:: PROVIDED TEXT ::
----------------------------------------

I started to title this article about my son Justin Hurst’s magnificent recent second place victory in his triumphant return to the Springfield City Council as some version of the mythical story of the Phoenix rising up from the ashes.
But such an artificial description of how my son rose from defeat in the last mayor’s race two years ago to a resounding victory that brought him back to the Springfield City Council and positioned him to launch a future mayoral challenge seemed too trite to me primarily because I never viewed incumbent Mayor Domenic Sarno’s relatively narrow victory as a loss for Justin.
I was extremely proud of how Justin conducted himself in the mayor’s race. He was fearless. He raised issues that no other Black candidate for any office dared to raise (or for that matter, any White candidate). He went straight at the status quo that some of us had been fighting against for years, a status quo so rigid and self-entitled that as a body, it still doesn’t understand that its time is gradually, but recently more rapidly, coming to an end with the transition of Springfield to a significant minority majority and the emergence of fearless leaders like Justin, who, by the way, I think stands out among them all.
I think I’m uniquely qualified to make that judgment as one who has been in the fight from the time I returned to Springfield from college in 1968 and ran for mayor in 1969. And to the frustration of some of my detractors, I never quit the fight because I have always believed that quitting is the only certain way to lose. Which is why I was hopeful but uncertain that Justin had recovered from some of the more stressful aspects of his run for mayor enough to stay in the fight for the future of Springfield.
It’s not easy to learn the hard way that many of your own are so psychologically enslaved by a corrupt White system that even as they cheer you on, they go into hiding when the real fight starts. And to learn that some of your own have actually crossed over and sold out and have become more dangerous to the progress you’ve struggled for than the worst members of the White status quo. An ever-present reality to me but a shock, I’m sure, to a relative political newcomer like Justin who had never felt such a betrayal by his own so up close.

----------------------------------------

:: DATASET EXCERPTS ::
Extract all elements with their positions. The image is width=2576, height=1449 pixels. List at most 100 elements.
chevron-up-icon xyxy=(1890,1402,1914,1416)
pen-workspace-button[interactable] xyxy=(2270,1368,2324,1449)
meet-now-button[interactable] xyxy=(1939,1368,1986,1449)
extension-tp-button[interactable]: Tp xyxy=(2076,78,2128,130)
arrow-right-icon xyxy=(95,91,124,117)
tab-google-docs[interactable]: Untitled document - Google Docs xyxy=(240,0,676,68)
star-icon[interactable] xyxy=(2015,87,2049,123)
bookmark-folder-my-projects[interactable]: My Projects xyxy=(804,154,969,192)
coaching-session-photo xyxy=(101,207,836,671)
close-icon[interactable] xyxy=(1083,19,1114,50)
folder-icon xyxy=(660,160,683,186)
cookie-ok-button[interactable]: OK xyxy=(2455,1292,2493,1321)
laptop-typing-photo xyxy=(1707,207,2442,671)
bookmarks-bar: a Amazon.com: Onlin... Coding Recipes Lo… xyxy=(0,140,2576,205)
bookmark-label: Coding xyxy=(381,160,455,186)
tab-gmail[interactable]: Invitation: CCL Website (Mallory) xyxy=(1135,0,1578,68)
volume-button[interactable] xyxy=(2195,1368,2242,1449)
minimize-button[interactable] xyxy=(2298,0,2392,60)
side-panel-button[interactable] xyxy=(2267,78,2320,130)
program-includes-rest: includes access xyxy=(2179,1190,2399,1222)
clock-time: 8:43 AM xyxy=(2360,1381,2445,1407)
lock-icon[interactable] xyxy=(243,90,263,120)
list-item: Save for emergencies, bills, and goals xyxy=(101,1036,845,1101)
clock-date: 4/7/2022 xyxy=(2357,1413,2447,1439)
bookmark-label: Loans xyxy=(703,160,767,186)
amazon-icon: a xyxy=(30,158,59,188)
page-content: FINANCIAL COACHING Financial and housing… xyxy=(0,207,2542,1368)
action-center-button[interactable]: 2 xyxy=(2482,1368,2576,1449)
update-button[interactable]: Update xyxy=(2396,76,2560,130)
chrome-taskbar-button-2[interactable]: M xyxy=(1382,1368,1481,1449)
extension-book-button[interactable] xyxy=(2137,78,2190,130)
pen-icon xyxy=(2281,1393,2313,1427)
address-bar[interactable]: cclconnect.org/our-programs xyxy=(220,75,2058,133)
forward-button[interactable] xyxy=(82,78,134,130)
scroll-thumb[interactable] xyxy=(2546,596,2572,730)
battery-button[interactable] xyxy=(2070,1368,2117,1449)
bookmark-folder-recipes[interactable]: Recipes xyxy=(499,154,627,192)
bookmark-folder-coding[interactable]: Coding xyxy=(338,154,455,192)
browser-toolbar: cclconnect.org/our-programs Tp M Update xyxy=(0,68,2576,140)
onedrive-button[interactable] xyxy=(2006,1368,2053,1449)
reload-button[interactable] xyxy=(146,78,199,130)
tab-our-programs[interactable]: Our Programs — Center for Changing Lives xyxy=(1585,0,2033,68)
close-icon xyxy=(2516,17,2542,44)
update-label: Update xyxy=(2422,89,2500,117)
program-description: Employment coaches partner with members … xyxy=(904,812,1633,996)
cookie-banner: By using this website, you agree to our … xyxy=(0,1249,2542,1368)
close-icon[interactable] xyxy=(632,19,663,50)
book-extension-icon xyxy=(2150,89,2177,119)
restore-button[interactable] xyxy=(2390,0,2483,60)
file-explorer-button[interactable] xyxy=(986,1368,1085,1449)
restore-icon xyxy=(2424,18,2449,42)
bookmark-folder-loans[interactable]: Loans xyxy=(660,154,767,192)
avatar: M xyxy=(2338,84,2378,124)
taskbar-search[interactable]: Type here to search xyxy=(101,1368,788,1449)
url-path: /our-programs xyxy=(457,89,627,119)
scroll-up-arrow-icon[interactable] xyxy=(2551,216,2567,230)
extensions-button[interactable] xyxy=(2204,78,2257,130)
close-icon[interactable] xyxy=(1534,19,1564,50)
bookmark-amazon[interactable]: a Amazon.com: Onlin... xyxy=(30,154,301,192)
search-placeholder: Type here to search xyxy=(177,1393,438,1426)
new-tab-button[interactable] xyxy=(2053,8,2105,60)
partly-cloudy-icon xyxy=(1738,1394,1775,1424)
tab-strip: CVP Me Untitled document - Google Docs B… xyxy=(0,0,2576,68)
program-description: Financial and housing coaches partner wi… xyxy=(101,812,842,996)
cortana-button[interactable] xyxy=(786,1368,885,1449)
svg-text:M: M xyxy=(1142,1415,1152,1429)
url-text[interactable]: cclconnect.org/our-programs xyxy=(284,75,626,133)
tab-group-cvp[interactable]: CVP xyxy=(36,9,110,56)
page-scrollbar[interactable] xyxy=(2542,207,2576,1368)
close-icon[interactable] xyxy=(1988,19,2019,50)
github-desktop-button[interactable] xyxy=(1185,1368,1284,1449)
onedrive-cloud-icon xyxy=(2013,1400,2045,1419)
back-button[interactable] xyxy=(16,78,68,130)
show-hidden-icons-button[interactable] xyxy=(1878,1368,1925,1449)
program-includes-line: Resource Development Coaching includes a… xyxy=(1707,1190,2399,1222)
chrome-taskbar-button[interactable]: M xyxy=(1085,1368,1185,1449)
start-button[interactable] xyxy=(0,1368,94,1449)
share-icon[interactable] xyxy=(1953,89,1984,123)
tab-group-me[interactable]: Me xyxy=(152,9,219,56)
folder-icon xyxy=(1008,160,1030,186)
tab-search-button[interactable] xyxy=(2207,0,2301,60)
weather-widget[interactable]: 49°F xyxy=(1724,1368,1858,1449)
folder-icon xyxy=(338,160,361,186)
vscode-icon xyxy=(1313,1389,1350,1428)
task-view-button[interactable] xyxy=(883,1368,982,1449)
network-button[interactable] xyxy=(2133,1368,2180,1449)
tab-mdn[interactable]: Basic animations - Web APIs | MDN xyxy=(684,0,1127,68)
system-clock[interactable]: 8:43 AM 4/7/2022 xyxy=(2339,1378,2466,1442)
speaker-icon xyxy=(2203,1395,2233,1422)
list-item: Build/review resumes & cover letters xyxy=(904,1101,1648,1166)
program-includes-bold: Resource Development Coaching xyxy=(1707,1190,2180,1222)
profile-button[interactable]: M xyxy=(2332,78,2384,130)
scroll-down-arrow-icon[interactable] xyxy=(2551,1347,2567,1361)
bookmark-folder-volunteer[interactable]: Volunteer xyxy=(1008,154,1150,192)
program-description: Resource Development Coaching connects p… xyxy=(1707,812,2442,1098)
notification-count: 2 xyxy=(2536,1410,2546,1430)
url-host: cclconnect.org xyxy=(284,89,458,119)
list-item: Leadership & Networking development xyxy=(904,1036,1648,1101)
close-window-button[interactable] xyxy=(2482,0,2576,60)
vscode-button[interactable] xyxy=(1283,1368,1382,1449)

----------------------------------------

:: TASK DETAILS ::
Please continue the article about Justin Hurst's return to the Springfield City Council, picking up after its final sentence.

:: WRITTEN ANSWER ::
And to top it off, I was very much aware that to have to contend with the people closest to him expressing a need to see him defend himself against a last minute cheap shot by the mayor and his minions that was blown out of proportion by the mainstream media (as though he needed a defense, which he didn’t) could easily have been enough to take the fight out of Justin, although I hoped he wouldn’t overreact, which he wisely didn’t seem to.
But Justin went strangely silent for a year and a half. And I worried that his detractors and his confused allies had taken the fight out of him until I woke up one morning to see his city council signs on my lawn. And I didn’t react well for many reasons that are not worth a lengthy explanation here. But suffice it to say that before I committed to Justin’s sudden re-emergence, I wanted assurance that Justin was back in the fight for the bigger cause rather than for himself. Because, if he was in it for himself, that was his business but I wanted no part of it and I told him so in no uncertain much-more-than-timid terms. This was after I had removed his city council signs from my yard.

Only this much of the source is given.